### Exercise instructions
Extract every line of the entries below verbatim, omitting the picture lines.

(Spatial layout data)
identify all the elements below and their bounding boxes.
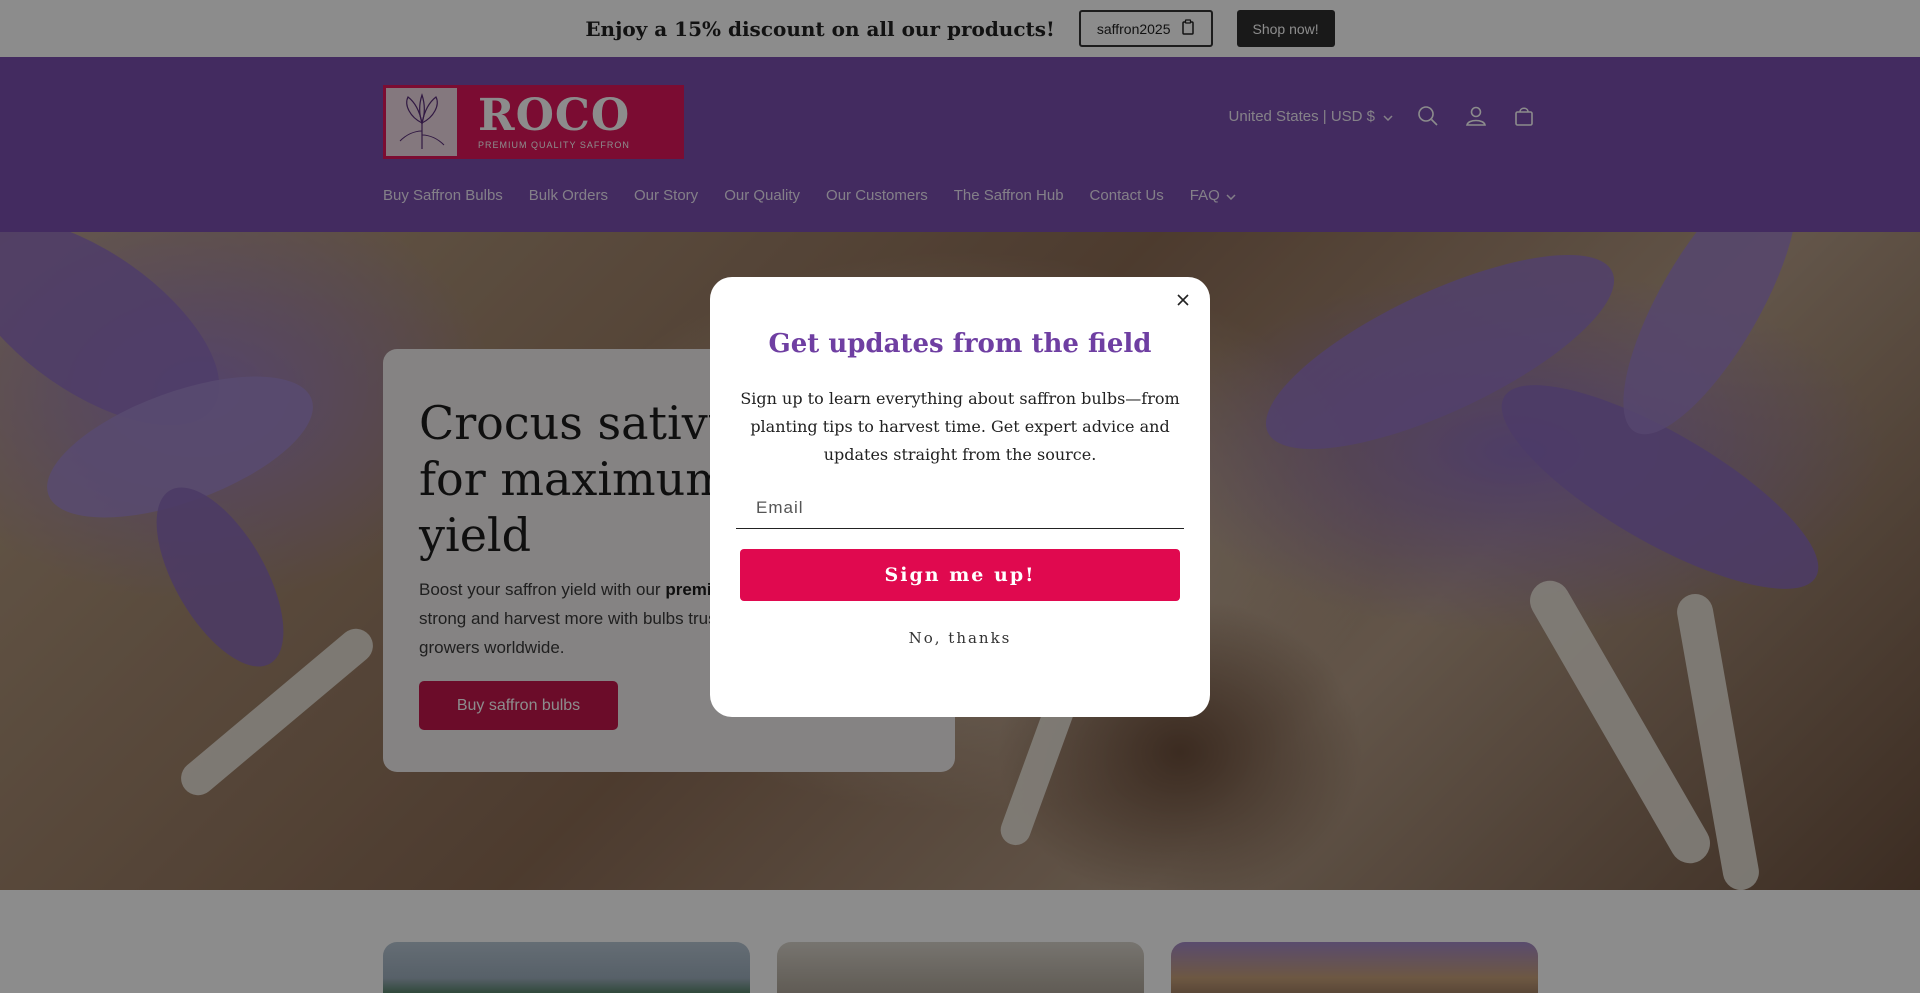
close-icon[interactable] xyxy=(1170,287,1196,313)
sign-up-button[interactable]: Sign me up! xyxy=(740,549,1180,601)
newsletter-modal: Get updates from the field Sign up to le… xyxy=(710,277,1210,717)
modal-title: Get updates from the field xyxy=(768,329,1152,359)
no-thanks-button[interactable]: No, thanks xyxy=(710,629,1210,647)
modal-description: Sign up to learn everything about saffro… xyxy=(740,389,1180,464)
email-field[interactable] xyxy=(736,487,1184,529)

### Result for this task
identify all the elements below and their bounding boxes.
close-icon[interactable] xyxy=(1170,287,1196,313)
sign-up-button[interactable]: Sign me up! xyxy=(740,549,1180,601)
newsletter-modal: Get updates from the field Sign up to le… xyxy=(710,277,1210,717)
modal-title: Get updates from the field xyxy=(768,329,1152,359)
no-thanks-button[interactable]: No, thanks xyxy=(710,629,1210,647)
modal-description: Sign up to learn everything about saffro… xyxy=(740,389,1180,464)
email-field[interactable] xyxy=(736,487,1184,529)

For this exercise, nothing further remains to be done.